◆ **Written task**: Report how many lines in the records hold the string "accent"; give the number and nothing else.

◆ **Records to process**:

_ _ _ _

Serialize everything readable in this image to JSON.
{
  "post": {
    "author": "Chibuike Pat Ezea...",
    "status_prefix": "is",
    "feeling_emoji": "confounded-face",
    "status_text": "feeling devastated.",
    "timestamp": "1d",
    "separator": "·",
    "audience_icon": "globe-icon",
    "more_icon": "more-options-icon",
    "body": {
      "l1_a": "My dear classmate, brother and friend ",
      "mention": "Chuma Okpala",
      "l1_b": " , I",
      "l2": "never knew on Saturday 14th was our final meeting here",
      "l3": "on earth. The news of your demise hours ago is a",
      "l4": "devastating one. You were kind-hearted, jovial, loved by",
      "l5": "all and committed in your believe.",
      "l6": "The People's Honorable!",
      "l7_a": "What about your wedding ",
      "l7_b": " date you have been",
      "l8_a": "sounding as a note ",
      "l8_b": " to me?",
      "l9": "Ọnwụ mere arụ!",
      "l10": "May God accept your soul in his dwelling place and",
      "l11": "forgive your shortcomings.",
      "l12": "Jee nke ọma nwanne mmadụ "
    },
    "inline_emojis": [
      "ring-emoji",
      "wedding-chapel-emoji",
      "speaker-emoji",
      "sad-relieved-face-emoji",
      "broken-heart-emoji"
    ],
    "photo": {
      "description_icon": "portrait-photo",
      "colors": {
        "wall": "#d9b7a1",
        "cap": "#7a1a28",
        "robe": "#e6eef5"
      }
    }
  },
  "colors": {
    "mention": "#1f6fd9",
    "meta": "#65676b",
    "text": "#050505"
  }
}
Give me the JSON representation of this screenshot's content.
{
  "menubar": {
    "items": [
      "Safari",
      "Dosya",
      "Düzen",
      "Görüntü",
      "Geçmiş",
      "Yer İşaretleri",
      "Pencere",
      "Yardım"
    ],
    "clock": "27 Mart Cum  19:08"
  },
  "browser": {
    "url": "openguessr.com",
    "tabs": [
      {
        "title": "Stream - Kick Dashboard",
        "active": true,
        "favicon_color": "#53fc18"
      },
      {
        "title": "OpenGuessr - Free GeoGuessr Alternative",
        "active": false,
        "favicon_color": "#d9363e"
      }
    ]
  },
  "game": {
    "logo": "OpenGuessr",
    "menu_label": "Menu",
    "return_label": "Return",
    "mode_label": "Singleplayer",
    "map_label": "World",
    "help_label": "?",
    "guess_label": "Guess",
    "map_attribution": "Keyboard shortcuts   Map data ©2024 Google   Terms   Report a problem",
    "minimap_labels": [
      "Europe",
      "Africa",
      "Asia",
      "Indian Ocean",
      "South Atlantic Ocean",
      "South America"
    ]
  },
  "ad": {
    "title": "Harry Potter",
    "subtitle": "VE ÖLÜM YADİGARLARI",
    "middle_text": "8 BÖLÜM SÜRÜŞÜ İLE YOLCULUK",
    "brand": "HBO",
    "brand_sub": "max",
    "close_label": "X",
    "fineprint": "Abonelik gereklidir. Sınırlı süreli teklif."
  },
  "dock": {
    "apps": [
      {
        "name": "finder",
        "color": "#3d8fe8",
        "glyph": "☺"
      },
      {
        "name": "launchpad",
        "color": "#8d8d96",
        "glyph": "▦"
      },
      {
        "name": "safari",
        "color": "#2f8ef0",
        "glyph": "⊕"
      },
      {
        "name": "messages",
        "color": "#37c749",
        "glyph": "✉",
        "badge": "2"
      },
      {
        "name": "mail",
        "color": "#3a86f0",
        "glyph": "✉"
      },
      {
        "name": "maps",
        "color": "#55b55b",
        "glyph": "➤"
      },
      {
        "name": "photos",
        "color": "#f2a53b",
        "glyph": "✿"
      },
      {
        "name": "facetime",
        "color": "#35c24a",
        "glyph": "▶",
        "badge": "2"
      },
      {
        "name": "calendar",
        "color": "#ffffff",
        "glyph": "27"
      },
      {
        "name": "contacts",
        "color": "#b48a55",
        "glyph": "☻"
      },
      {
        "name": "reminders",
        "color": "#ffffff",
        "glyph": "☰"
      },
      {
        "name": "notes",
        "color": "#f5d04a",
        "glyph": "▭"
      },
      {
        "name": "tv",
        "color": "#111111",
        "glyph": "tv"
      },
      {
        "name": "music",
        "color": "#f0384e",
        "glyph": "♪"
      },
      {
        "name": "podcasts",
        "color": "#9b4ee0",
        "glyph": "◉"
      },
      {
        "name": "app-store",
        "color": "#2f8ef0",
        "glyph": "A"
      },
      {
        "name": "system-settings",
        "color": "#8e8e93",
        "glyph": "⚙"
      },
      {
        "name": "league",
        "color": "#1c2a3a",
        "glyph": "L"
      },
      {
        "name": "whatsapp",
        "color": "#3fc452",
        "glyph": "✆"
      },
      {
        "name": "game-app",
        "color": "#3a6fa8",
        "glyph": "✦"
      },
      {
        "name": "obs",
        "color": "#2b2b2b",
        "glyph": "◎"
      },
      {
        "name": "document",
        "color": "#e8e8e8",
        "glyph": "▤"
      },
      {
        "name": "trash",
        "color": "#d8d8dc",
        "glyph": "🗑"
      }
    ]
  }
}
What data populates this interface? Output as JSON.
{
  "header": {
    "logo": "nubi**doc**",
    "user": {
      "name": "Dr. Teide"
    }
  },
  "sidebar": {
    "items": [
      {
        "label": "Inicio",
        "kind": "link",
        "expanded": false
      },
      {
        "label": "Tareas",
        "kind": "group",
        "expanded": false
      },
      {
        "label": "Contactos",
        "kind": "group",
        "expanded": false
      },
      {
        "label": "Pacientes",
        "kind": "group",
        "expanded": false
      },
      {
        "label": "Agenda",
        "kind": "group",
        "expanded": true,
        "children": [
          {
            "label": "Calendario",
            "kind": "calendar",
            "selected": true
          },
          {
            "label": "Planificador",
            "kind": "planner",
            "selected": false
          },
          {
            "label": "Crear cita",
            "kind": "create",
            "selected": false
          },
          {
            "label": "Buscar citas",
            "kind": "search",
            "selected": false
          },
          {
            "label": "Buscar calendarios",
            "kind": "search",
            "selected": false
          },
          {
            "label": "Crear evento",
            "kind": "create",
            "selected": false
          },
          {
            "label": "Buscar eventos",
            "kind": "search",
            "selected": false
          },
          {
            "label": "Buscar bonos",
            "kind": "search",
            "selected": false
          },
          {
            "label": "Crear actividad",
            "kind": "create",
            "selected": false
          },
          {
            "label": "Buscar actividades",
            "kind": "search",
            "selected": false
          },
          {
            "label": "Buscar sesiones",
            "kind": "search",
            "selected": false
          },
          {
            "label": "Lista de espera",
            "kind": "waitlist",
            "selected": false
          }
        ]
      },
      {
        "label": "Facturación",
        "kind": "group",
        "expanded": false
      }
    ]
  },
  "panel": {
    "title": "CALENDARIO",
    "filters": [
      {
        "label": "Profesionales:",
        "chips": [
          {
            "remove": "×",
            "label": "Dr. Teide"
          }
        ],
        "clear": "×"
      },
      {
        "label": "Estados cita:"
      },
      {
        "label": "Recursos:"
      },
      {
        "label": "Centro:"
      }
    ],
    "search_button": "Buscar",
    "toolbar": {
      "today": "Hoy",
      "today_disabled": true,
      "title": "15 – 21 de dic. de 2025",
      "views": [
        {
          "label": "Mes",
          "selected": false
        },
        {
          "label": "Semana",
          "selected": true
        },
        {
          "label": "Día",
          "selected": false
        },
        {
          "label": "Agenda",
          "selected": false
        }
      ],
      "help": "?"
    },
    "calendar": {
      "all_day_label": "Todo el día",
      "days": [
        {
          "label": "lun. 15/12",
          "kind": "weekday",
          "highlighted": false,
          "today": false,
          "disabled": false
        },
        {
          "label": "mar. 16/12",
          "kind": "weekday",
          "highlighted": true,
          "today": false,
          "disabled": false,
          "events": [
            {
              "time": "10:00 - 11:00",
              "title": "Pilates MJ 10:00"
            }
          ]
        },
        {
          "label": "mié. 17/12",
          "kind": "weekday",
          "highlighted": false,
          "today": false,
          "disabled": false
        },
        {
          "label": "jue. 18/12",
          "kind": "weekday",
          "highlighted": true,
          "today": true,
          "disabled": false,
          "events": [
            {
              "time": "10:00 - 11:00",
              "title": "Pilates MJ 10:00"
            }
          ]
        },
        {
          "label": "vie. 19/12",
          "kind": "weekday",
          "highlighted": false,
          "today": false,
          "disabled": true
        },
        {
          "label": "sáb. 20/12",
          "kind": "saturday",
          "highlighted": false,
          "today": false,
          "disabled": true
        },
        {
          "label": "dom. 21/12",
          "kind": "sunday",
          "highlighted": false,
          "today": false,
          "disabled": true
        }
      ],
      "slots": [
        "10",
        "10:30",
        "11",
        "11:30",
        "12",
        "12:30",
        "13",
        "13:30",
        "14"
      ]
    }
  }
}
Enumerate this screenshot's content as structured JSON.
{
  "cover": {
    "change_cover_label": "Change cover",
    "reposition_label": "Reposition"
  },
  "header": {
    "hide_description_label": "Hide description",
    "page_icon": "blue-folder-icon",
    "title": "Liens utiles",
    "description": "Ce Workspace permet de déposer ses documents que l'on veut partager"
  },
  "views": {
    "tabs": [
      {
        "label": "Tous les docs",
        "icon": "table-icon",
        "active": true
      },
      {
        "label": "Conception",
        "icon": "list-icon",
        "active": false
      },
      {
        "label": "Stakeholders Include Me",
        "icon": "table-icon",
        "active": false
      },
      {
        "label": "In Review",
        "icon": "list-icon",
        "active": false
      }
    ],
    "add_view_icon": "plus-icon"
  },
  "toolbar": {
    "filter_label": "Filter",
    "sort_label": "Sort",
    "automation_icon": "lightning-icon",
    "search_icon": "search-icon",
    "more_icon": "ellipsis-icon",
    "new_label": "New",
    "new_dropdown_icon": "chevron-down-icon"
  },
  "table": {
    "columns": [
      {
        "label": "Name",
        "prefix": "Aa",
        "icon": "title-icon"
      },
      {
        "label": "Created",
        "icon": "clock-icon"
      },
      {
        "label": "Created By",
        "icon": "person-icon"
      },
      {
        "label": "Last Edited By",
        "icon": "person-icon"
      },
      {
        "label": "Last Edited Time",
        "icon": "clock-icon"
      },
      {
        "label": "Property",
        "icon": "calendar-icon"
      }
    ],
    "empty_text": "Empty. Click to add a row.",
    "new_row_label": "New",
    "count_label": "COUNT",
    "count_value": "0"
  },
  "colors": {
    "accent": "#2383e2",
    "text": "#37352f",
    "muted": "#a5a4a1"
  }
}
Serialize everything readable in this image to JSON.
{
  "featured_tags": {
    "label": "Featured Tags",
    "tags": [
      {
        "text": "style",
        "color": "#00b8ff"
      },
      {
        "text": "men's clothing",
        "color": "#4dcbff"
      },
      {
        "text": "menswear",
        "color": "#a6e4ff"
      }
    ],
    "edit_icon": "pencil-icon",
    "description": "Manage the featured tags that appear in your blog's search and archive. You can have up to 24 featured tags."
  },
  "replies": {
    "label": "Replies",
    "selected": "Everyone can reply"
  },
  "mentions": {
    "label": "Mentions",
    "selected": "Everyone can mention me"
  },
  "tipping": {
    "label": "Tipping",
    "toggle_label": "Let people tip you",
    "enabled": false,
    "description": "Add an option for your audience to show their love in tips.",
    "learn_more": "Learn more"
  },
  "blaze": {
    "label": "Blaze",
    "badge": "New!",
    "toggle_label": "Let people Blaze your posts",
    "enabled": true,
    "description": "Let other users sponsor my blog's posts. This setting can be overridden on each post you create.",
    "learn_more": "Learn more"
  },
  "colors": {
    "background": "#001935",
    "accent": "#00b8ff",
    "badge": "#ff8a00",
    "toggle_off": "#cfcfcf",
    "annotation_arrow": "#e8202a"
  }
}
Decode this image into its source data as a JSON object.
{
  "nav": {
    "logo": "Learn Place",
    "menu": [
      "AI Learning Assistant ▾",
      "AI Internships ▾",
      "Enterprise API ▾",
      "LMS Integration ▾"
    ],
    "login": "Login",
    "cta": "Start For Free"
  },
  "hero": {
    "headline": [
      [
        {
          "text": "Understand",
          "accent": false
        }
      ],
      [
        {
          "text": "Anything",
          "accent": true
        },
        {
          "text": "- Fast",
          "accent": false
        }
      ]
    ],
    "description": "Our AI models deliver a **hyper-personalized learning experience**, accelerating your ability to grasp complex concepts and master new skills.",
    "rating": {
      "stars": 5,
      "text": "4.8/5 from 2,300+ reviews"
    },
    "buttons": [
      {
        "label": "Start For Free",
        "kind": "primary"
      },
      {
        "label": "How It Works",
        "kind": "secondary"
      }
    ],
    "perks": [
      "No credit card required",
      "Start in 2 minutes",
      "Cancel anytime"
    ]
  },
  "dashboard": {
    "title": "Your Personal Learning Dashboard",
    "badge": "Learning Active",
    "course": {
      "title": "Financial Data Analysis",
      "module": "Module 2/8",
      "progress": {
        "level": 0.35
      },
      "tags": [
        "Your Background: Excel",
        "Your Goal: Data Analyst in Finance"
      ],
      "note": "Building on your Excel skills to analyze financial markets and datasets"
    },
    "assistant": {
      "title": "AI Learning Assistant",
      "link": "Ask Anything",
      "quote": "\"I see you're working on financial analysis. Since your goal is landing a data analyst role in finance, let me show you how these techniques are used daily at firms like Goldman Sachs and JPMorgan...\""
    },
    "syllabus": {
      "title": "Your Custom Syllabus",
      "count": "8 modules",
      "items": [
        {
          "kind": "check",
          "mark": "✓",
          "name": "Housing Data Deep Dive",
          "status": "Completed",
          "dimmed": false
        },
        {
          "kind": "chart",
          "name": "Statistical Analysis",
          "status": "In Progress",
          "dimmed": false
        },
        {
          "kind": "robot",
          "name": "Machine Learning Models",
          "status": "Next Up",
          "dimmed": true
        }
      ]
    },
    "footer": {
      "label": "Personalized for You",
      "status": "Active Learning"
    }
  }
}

_ _ _ _

◆ **Worked answer**: 5